Task directions: Exactly as written, retype the listing below, omitting the pictures.
Information provided start
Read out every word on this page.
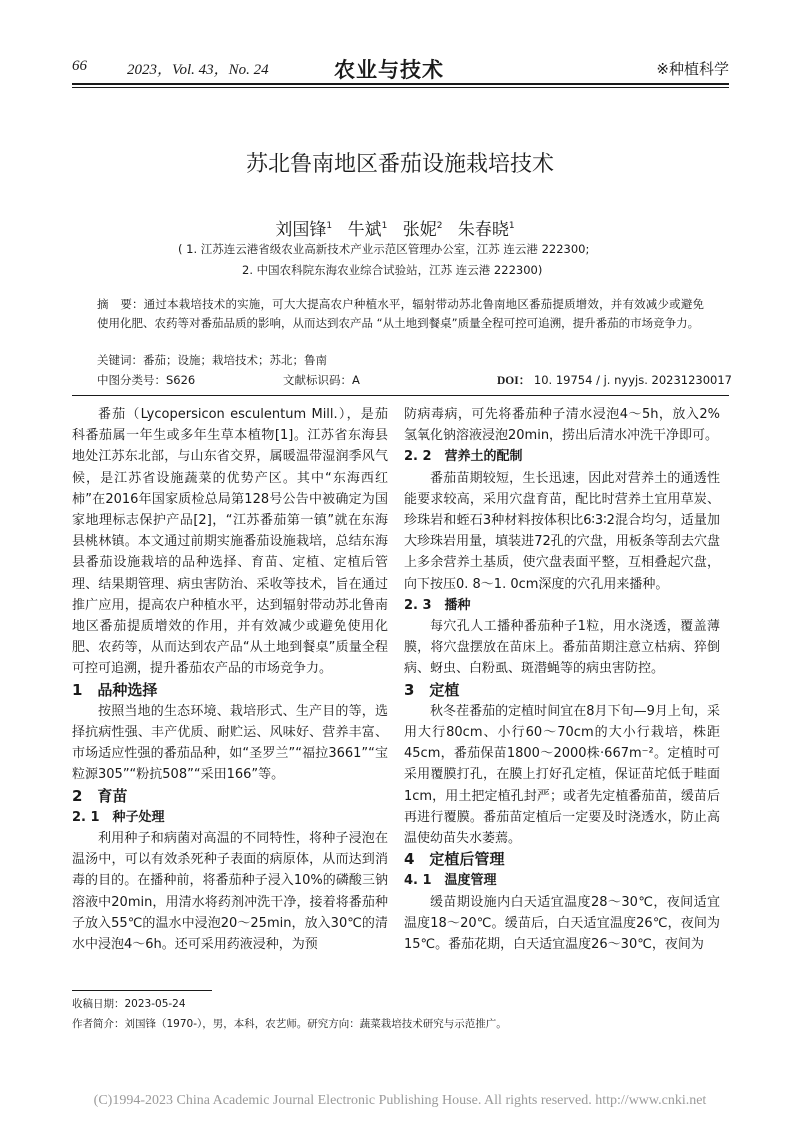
66	2023，Vol. 43，No. 24	农业与技术	※种植科学
苏北鲁南地区番茄设施栽培技术
刘国锋$^1$ 牛斌$^1$ 张妮$^2$ 朱春晓$^1$
( 1. 江苏连云港省级农业高新技术产业示范区管理办公室，江苏 连云港 222300;
2. 中国农科院东海农业综合试验站，江苏 连云港 222300)
摘　要：通过本栽培技术的实施，可大大提高农户种植水平，辐射带动苏北鲁南地区番茄提质增效，并有效减少或避免使用化肥、农药等对番茄品质的影响，从而达到农产品 “从土地到餐桌”质量全程可控可追溯，提升番茄的市场竞争力。
关键词：番茄；设施；栽培技术；苏北；鲁南
中图分类号：S626	文献标识码：A	DOI： 10. 19754 / j. nyyjs. 20231230017

番茄（Lycopersicon esculentum Mill.），是茄科番茄属一年生或多年生草本植物[1]。江苏省东海县地处江苏东北部，与山东省交界，属暖温带湿润季风气候，是江苏省设施蔬菜的优势产区。其中“东海西红柿”在2016年国家质检总局第128号公告中被确定为国家地理标志保护产品[2]，“江苏番茄第一镇”就在东海县桃林镇。本文通过前期实施番茄设施栽培，总结东海县番茄设施栽培的品种选择、育苗、定植、定植后管理、结果期管理、病虫害防治、采收等技术，旨在通过推广应用，提高农户种植水平，达到辐射带动苏北鲁南地区番茄提质增效的作用，并有效减少或避免使用化肥、农药等，从而达到农产品“从土地到餐桌”质量全程可控可追溯，提升番茄农产品的市场竞争力。

1　品种选择

按照当地的生态环境、栽培形式、生产目的等，选择抗病性强、丰产优质、耐贮运、风味好、营养丰富、市场适应性强的番茄品种，如“圣罗兰”“福拉3661”“宝粒源305”“粉抗508”“采田166”等。

2　育苗

2. 1　种子处理

利用种子和病菌对高温的不同特性，将种子浸泡在温汤中，可以有效杀死种子表面的病原体，从而达到消毒的目的。在播种前，将番茄种子浸入10%的磷酸三钠溶液中20min，用清水将药剂冲洗干净，接着将番茄种子放入55℃的温水中浸泡20～25min，放入30℃的清水中浸泡4～6h。还可采用药液浸种，为预

防病毒病，可先将番茄种子清水浸泡4～5h，放入2%氢氧化钠溶液浸泡20min，捞出后清水冲洗干净即可。

2. 2　营养土的配制

番茄苗期较短，生长迅速，因此对营养土的通透性能要求较高，采用穴盘育苗，配比时营养土宜用草炭、珍珠岩和蛭石3种材料按体积比6∶3∶2混合均匀，适量加大珍珠岩用量，填装进72孔的穴盘，用板条等刮去穴盘上多余营养土基质，使穴盘表面平整，互相叠起穴盘，向下按压0. 8～1. 0cm深度的穴孔用来播种。

2. 3　播种

每穴孔人工播种番茄种子1粒，用水浇透，覆盖薄膜，将穴盘摆放在苗床上。番茄苗期注意立枯病、猝倒病、蚜虫、白粉虱、斑潜蝇等的病虫害防控。

3　定植

秋冬茬番茄的定植时间宜在8月下旬—9月上旬，采用大行80cm、小行60～70cm的大小行栽培，株距45cm，番茄保苗1800～2000株·667m⁻²。定植时可采用覆膜打孔，在膜上打好孔定植，保证苗坨低于畦面1cm，用土把定植孔封严；或者先定植番茄苗，缓苗后再进行覆膜。番茄苗定植后一定要及时浇透水，防止高温使幼苗失水萎蔫。

4　定植后管理

4. 1　温度管理

缓苗期设施内白天适宜温度28～30℃，夜间适宜温度18～20℃。缓苗后，白天适宜温度26℃，夜间为15℃。番茄花期，白天适宜温度26～30℃，夜间为

收稿日期：2023-05-24
作者简介：刘国锋（1970-），男，本科，农艺师。研究方向：蔬菜栽培技术研究与示范推广。
(C)1994-2023 China Academic Journal Electronic Publishing House. All rights reserved. http://www.cnki.net
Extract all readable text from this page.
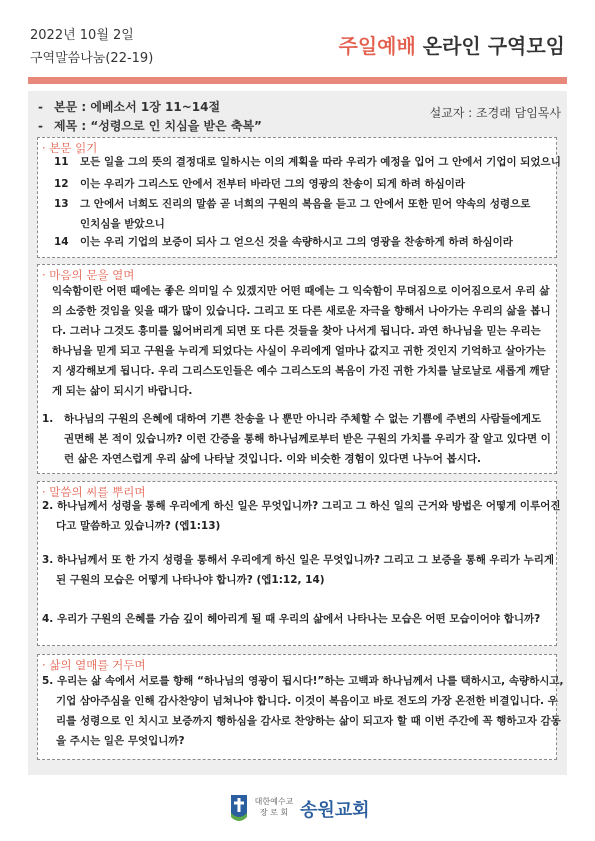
2022년 10월 2일
구역말씀나눔(22-19)
주일예배 온라인 구역모임
- 본문 : 에베소서 1장 11~14절
- 제목 : “성령으로 인 치심을 받은 축복”
설교자 : 조경래 담임목사
· 본문 읽기
11 모든 일을 그의 뜻의 결정대로 일하시는 이의 계획을 따라 우리가 예정을 입어 그 안에서 기업이 되었으니
12 이는 우리가 그리스도 안에서 전부터 바라던 그의 영광의 찬송이 되게 하려 하심이라
13 그 안에서 너희도 진리의 말씀 곧 너희의 구원의 복음을 듣고 그 안에서 또한 믿어 약속의 성령으로
인치심을 받았으니
14 이는 우리 기업의 보증이 되사 그 얻으신 것을 속량하시고 그의 영광을 찬송하게 하려 하심이라
· 마음의 문을 열며
익숙함이란 어떤 때에는 좋은 의미일 수 있겠지만 어떤 때에는 그 익숙함이 무뎌짐으로 이어짐으로서 우리 삶의 소중한 것임을 잊을 때가 많이 있습니다. 그리고 또 다른 새로운 자극을 향해서 나아가는 우리의 삶을 봅니다. 그러나 그것도 흥미를 잃어버리게 되면 또 다른 것들을 찾아 나서게 됩니다. 과연 하나님을 믿는 우리는 하나님을 믿게 되고 구원을 누리게 되었다는 사실이 우리에게 얼마나 값지고 귀한 것인지 기억하고 살아가는지 생각해보게 됩니다. 우리 그리스도인들은 예수 그리스도의 복음이 가진 귀한 가치를 날로날로 새롭게 깨닫게 되는 삶이 되시기 바랍니다.
1. 하나님의 구원의 은혜에 대하여 기쁜 찬송을 나 뿐만 아니라 주체할 수 없는 기쁨에 주변의 사람들에게도 권면해 본 적이 있습니까? 이런 간증을 통해 하나님께로부터 받은 구원의 가치를 우리가 잘 알고 있다면 이런 삶은 자연스럽게 우리 삶에 나타날 것입니다. 이와 비슷한 경험이 있다면 나누어 봅시다.
· 말씀의 씨를 뿌리며
2. 하나님께서 성령을 통해 우리에게 하신 일은 무엇입니까? 그리고 그 하신 일의 근거와 방법은 어떻게 이루어진다고 말씀하고 있습니까? (엡1:13)
3. 하나님께서 또 한 가지 성령을 통해서 우리에게 하신 일은 무엇입니까? 그리고 그 보증을 통해 우리가 누리게 된 구원의 모습은 어떻게 나타나야 합니까? (엡1:12, 14)
4. 우리가 구원의 은혜를 가슴 깊이 헤아리게 될 때 우리의 삶에서 나타나는 모습은 어떤 모습이어야 합니까?
· 삶의 열매를 거두며
5. 우리는 삶 속에서 서로를 향해 “하나님의 영광이 됩시다!”하는 고백과 하나님께서 나를 택하시고, 속량하시고, 기업 삼아주심을 인해 감사찬양이 넘쳐나야 합니다. 이것이 복음이고 바로 전도의 가장 온전한 비결입니다. 우리를 성령으로 인 치시고 보증까지 행하심을 감사로 찬양하는 삶이 되고자 할 때 이번 주간에 꼭 행하고자 감동을 주시는 일은 무엇입니까?
대한예수교
장 로 회 송원교회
Information provided end
Result of this task:
Read out every word on this page.
66	2023，Vol. 43，No. 24	农业与技术	※种植科学
苏北鲁南地区番茄设施栽培技术
刘国锋$^1$ 牛斌$^1$ 张妮$^2$ 朱春晓$^1$
( 1. 江苏连云港省级农业高新技术产业示范区管理办公室，江苏 连云港 222300;
2. 中国农科院东海农业综合试验站，江苏 连云港 222300)
摘　要：通过本栽培技术的实施，可大大提高农户种植水平，辐射带动苏北鲁南地区番茄提质增效，并有效减少或避免使用化肥、农药等对番茄品质的影响，从而达到农产品 “从土地到餐桌”质量全程可控可追溯，提升番茄的市场竞争力。
关键词：番茄；设施；栽培技术；苏北；鲁南
中图分类号：S626	文献标识码：A	DOI： 10. 19754 / j. nyyjs. 20231230017

番茄（Lycopersicon esculentum Mill.），是茄科番茄属一年生或多年生草本植物[1]。江苏省东海县地处江苏东北部，与山东省交界，属暖温带湿润季风气候，是江苏省设施蔬菜的优势产区。其中“东海西红柿”在2016年国家质检总局第128号公告中被确定为国家地理标志保护产品[2]，“江苏番茄第一镇”就在东海县桃林镇。本文通过前期实施番茄设施栽培，总结东海县番茄设施栽培的品种选择、育苗、定植、定植后管理、结果期管理、病虫害防治、采收等技术，旨在通过推广应用，提高农户种植水平，达到辐射带动苏北鲁南地区番茄提质增效的作用，并有效减少或避免使用化肥、农药等，从而达到农产品“从土地到餐桌”质量全程可控可追溯，提升番茄农产品的市场竞争力。

1　品种选择

按照当地的生态环境、栽培形式、生产目的等，选择抗病性强、丰产优质、耐贮运、风味好、营养丰富、市场适应性强的番茄品种，如“圣罗兰”“福拉3661”“宝粒源305”“粉抗508”“采田166”等。

2　育苗

2. 1　种子处理

利用种子和病菌对高温的不同特性，将种子浸泡在温汤中，可以有效杀死种子表面的病原体，从而达到消毒的目的。在播种前，将番茄种子浸入10%的磷酸三钠溶液中20min，用清水将药剂冲洗干净，接着将番茄种子放入55℃的温水中浸泡20～25min，放入30℃的清水中浸泡4～6h。还可采用药液浸种，为预

防病毒病，可先将番茄种子清水浸泡4～5h，放入2%氢氧化钠溶液浸泡20min，捞出后清水冲洗干净即可。

2. 2　营养土的配制

番茄苗期较短，生长迅速，因此对营养土的通透性能要求较高，采用穴盘育苗，配比时营养土宜用草炭、珍珠岩和蛭石3种材料按体积比6∶3∶2混合均匀，适量加大珍珠岩用量，填装进72孔的穴盘，用板条等刮去穴盘上多余营养土基质，使穴盘表面平整，互相叠起穴盘，向下按压0. 8～1. 0cm深度的穴孔用来播种。

2. 3　播种

每穴孔人工播种番茄种子1粒，用水浇透，覆盖薄膜，将穴盘摆放在苗床上。番茄苗期注意立枯病、猝倒病、蚜虫、白粉虱、斑潜蝇等的病虫害防控。

3　定植

秋冬茬番茄的定植时间宜在8月下旬—9月上旬，采用大行80cm、小行60～70cm的大小行栽培，株距45cm，番茄保苗1800～2000株·667m⁻²。定植时可采用覆膜打孔，在膜上打好孔定植，保证苗坨低于畦面1cm，用土把定植孔封严；或者先定植番茄苗，缓苗后再进行覆膜。番茄苗定植后一定要及时浇透水，防止高温使幼苗失水萎蔫。

4　定植后管理

4. 1　温度管理

缓苗期设施内白天适宜温度28～30℃，夜间适宜温度18～20℃。缓苗后，白天适宜温度26℃，夜间为15℃。番茄花期，白天适宜温度26～30℃，夜间为

收稿日期：2023-05-24
作者简介：刘国锋（1970-），男，本科，农艺师。研究方向：蔬菜栽培技术研究与示范推广。
(C)1994-2023 China Academic Journal Electronic Publishing House. All rights reserved. http://www.cnki.net
Extract all readable text from this page.
2022년 10월 2일
구역말씀나눔(22-19)
주일예배 온라인 구역모임
- 본문 : 에베소서 1장 11~14절
- 제목 : “성령으로 인 치심을 받은 축복”
설교자 : 조경래 담임목사
· 본문 읽기
11 모든 일을 그의 뜻의 결정대로 일하시는 이의 계획을 따라 우리가 예정을 입어 그 안에서 기업이 되었으니
12 이는 우리가 그리스도 안에서 전부터 바라던 그의 영광의 찬송이 되게 하려 하심이라
13 그 안에서 너희도 진리의 말씀 곧 너희의 구원의 복음을 듣고 그 안에서 또한 믿어 약속의 성령으로
인치심을 받았으니
14 이는 우리 기업의 보증이 되사 그 얻으신 것을 속량하시고 그의 영광을 찬송하게 하려 하심이라
· 마음의 문을 열며
익숙함이란 어떤 때에는 좋은 의미일 수 있겠지만 어떤 때에는 그 익숙함이 무뎌짐으로 이어짐으로서 우리 삶의 소중한 것임을 잊을 때가 많이 있습니다. 그리고 또 다른 새로운 자극을 향해서 나아가는 우리의 삶을 봅니다. 그러나 그것도 흥미를 잃어버리게 되면 또 다른 것들을 찾아 나서게 됩니다. 과연 하나님을 믿는 우리는 하나님을 믿게 되고 구원을 누리게 되었다는 사실이 우리에게 얼마나 값지고 귀한 것인지 기억하고 살아가는지 생각해보게 됩니다. 우리 그리스도인들은 예수 그리스도의 복음이 가진 귀한 가치를 날로날로 새롭게 깨닫게 되는 삶이 되시기 바랍니다.
1. 하나님의 구원의 은혜에 대하여 기쁜 찬송을 나 뿐만 아니라 주체할 수 없는 기쁨에 주변의 사람들에게도 권면해 본 적이 있습니까? 이런 간증을 통해 하나님께로부터 받은 구원의 가치를 우리가 잘 알고 있다면 이런 삶은 자연스럽게 우리 삶에 나타날 것입니다. 이와 비슷한 경험이 있다면 나누어 봅시다.
· 말씀의 씨를 뿌리며
2. 하나님께서 성령을 통해 우리에게 하신 일은 무엇입니까? 그리고 그 하신 일의 근거와 방법은 어떻게 이루어진다고 말씀하고 있습니까? (엡1:13)
3. 하나님께서 또 한 가지 성령을 통해서 우리에게 하신 일은 무엇입니까? 그리고 그 보증을 통해 우리가 누리게 된 구원의 모습은 어떻게 나타나야 합니까? (엡1:12, 14)
4. 우리가 구원의 은혜를 가슴 깊이 헤아리게 될 때 우리의 삶에서 나타나는 모습은 어떤 모습이어야 합니까?
· 삶의 열매를 거두며
5. 우리는 삶 속에서 서로를 향해 “하나님의 영광이 됩시다!”하는 고백과 하나님께서 나를 택하시고, 속량하시고, 기업 삼아주심을 인해 감사찬양이 넘쳐나야 합니다. 이것이 복음이고 바로 전도의 가장 온전한 비결입니다. 우리를 성령으로 인 치시고 보증까지 행하심을 감사로 찬양하는 삶이 되고자 할 때 이번 주간에 꼭 행하고자 감동을 주시는 일은 무엇입니까?
대한예수교
장 로 회 송원교회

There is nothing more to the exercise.